> _Short task_
Set down the whole listing verbatim.
★ ★ ★
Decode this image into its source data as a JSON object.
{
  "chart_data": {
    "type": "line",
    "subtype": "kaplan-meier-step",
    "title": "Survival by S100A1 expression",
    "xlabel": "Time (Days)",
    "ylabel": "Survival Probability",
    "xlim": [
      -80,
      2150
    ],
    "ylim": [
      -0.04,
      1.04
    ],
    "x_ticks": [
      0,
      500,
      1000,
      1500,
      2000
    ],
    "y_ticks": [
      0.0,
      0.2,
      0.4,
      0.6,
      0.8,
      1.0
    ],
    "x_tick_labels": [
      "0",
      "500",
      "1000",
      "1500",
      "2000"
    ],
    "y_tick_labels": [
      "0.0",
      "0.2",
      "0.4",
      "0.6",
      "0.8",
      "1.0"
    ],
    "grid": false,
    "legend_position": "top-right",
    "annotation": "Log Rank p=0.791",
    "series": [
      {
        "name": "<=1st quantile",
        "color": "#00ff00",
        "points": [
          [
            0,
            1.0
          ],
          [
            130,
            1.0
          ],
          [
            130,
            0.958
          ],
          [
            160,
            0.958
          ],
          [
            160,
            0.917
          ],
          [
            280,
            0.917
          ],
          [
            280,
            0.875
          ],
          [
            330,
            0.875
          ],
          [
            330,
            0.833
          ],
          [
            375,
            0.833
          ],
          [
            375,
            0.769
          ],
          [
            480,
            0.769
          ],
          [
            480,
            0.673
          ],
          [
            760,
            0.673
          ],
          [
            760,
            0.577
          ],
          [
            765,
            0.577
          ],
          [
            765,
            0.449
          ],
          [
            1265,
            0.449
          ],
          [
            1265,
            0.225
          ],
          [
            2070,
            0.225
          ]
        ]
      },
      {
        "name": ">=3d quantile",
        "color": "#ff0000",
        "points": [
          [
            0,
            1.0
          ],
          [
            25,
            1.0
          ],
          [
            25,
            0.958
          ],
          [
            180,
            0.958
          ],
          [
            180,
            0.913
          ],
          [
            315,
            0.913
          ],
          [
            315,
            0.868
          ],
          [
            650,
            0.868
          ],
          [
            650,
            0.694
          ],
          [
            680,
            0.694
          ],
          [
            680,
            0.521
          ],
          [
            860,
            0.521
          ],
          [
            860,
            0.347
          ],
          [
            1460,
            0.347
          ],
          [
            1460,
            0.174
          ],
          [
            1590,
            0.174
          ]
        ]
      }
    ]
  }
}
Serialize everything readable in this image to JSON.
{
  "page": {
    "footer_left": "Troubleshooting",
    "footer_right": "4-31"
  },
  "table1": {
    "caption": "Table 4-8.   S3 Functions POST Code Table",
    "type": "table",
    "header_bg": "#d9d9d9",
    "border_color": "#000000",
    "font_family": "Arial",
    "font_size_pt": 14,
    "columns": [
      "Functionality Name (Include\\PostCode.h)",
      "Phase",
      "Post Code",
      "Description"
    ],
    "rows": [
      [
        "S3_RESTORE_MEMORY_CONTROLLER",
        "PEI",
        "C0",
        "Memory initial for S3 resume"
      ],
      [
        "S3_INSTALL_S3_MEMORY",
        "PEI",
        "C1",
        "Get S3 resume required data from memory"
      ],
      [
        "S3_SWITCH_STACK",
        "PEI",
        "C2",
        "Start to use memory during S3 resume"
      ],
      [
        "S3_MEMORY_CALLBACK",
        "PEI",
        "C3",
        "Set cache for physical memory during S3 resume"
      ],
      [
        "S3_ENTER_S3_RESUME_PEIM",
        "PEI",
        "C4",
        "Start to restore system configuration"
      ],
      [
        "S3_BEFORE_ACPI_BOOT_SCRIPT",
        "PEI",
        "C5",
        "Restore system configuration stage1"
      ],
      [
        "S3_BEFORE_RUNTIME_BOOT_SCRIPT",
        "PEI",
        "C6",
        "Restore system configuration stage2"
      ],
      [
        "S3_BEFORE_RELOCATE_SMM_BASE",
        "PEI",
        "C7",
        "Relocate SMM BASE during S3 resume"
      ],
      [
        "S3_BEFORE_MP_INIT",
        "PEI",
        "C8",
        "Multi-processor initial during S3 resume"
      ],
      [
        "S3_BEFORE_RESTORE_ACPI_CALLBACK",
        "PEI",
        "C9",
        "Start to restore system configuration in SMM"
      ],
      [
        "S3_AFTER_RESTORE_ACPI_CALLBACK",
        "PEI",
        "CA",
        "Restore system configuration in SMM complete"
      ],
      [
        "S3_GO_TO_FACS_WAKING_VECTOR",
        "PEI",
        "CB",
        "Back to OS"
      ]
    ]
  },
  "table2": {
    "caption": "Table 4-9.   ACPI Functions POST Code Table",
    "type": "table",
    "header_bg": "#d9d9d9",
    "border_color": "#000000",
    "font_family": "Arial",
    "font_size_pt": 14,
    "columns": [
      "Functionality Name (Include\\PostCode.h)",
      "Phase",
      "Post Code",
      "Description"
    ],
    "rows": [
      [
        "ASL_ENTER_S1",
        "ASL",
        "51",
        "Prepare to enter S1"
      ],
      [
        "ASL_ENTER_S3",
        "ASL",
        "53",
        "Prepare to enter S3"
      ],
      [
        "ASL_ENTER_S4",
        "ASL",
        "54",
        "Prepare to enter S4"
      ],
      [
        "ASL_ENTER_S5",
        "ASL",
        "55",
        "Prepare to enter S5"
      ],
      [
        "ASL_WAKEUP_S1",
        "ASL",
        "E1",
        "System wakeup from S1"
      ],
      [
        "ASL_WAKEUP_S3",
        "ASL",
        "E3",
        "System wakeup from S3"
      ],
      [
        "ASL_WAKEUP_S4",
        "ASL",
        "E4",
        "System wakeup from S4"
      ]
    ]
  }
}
★ ★ ★
> _The solution_
Decode this image into its source data as a JSON object.
{
  "chart_data": {
    "type": "line",
    "subtype": "kaplan-meier-step",
    "title": "Survival by S100A1 expression",
    "xlabel": "Time (Days)",
    "ylabel": "Survival Probability",
    "xlim": [
      -80,
      2150
    ],
    "ylim": [
      -0.04,
      1.04
    ],
    "x_ticks": [
      0,
      500,
      1000,
      1500,
      2000
    ],
    "y_ticks": [
      0.0,
      0.2,
      0.4,
      0.6,
      0.8,
      1.0
    ],
    "x_tick_labels": [
      "0",
      "500",
      "1000",
      "1500",
      "2000"
    ],
    "y_tick_labels": [
      "0.0",
      "0.2",
      "0.4",
      "0.6",
      "0.8",
      "1.0"
    ],
    "grid": false,
    "legend_position": "top-right",
    "annotation": "Log Rank p=0.791",
    "series": [
      {
        "name": "<=1st quantile",
        "color": "#00ff00",
        "points": [
          [
            0,
            1.0
          ],
          [
            130,
            1.0
          ],
          [
            130,
            0.958
          ],
          [
            160,
            0.958
          ],
          [
            160,
            0.917
          ],
          [
            280,
            0.917
          ],
          [
            280,
            0.875
          ],
          [
            330,
            0.875
          ],
          [
            330,
            0.833
          ],
          [
            375,
            0.833
          ],
          [
            375,
            0.769
          ],
          [
            480,
            0.769
          ],
          [
            480,
            0.673
          ],
          [
            760,
            0.673
          ],
          [
            760,
            0.577
          ],
          [
            765,
            0.577
          ],
          [
            765,
            0.449
          ],
          [
            1265,
            0.449
          ],
          [
            1265,
            0.225
          ],
          [
            2070,
            0.225
          ]
        ]
      },
      {
        "name": ">=3d quantile",
        "color": "#ff0000",
        "points": [
          [
            0,
            1.0
          ],
          [
            25,
            1.0
          ],
          [
            25,
            0.958
          ],
          [
            180,
            0.958
          ],
          [
            180,
            0.913
          ],
          [
            315,
            0.913
          ],
          [
            315,
            0.868
          ],
          [
            650,
            0.868
          ],
          [
            650,
            0.694
          ],
          [
            680,
            0.694
          ],
          [
            680,
            0.521
          ],
          [
            860,
            0.521
          ],
          [
            860,
            0.347
          ],
          [
            1460,
            0.347
          ],
          [
            1460,
            0.174
          ],
          [
            1590,
            0.174
          ]
        ]
      }
    ]
  }
}
Serialize everything readable in this image to JSON.
{
  "page": {
    "footer_left": "Troubleshooting",
    "footer_right": "4-31"
  },
  "table1": {
    "caption": "Table 4-8.   S3 Functions POST Code Table",
    "type": "table",
    "header_bg": "#d9d9d9",
    "border_color": "#000000",
    "font_family": "Arial",
    "font_size_pt": 14,
    "columns": [
      "Functionality Name (Include\\PostCode.h)",
      "Phase",
      "Post Code",
      "Description"
    ],
    "rows": [
      [
        "S3_RESTORE_MEMORY_CONTROLLER",
        "PEI",
        "C0",
        "Memory initial for S3 resume"
      ],
      [
        "S3_INSTALL_S3_MEMORY",
        "PEI",
        "C1",
        "Get S3 resume required data from memory"
      ],
      [
        "S3_SWITCH_STACK",
        "PEI",
        "C2",
        "Start to use memory during S3 resume"
      ],
      [
        "S3_MEMORY_CALLBACK",
        "PEI",
        "C3",
        "Set cache for physical memory during S3 resume"
      ],
      [
        "S3_ENTER_S3_RESUME_PEIM",
        "PEI",
        "C4",
        "Start to restore system configuration"
      ],
      [
        "S3_BEFORE_ACPI_BOOT_SCRIPT",
        "PEI",
        "C5",
        "Restore system configuration stage1"
      ],
      [
        "S3_BEFORE_RUNTIME_BOOT_SCRIPT",
        "PEI",
        "C6",
        "Restore system configuration stage2"
      ],
      [
        "S3_BEFORE_RELOCATE_SMM_BASE",
        "PEI",
        "C7",
        "Relocate SMM BASE during S3 resume"
      ],
      [
        "S3_BEFORE_MP_INIT",
        "PEI",
        "C8",
        "Multi-processor initial during S3 resume"
      ],
      [
        "S3_BEFORE_RESTORE_ACPI_CALLBACK",
        "PEI",
        "C9",
        "Start to restore system configuration in SMM"
      ],
      [
        "S3_AFTER_RESTORE_ACPI_CALLBACK",
        "PEI",
        "CA",
        "Restore system configuration in SMM complete"
      ],
      [
        "S3_GO_TO_FACS_WAKING_VECTOR",
        "PEI",
        "CB",
        "Back to OS"
      ]
    ]
  },
  "table2": {
    "caption": "Table 4-9.   ACPI Functions POST Code Table",
    "type": "table",
    "header_bg": "#d9d9d9",
    "border_color": "#000000",
    "font_family": "Arial",
    "font_size_pt": 14,
    "columns": [
      "Functionality Name (Include\\PostCode.h)",
      "Phase",
      "Post Code",
      "Description"
    ],
    "rows": [
      [
        "ASL_ENTER_S1",
        "ASL",
        "51",
        "Prepare to enter S1"
      ],
      [
        "ASL_ENTER_S3",
        "ASL",
        "53",
        "Prepare to enter S3"
      ],
      [
        "ASL_ENTER_S4",
        "ASL",
        "54",
        "Prepare to enter S4"
      ],
      [
        "ASL_ENTER_S5",
        "ASL",
        "55",
        "Prepare to enter S5"
      ],
      [
        "ASL_WAKEUP_S1",
        "ASL",
        "E1",
        "System wakeup from S1"
      ],
      [
        "ASL_WAKEUP_S3",
        "ASL",
        "E3",
        "System wakeup from S3"
      ],
      [
        "ASL_WAKEUP_S4",
        "ASL",
        "E4",
        "System wakeup from S4"
      ]
    ]
  }
}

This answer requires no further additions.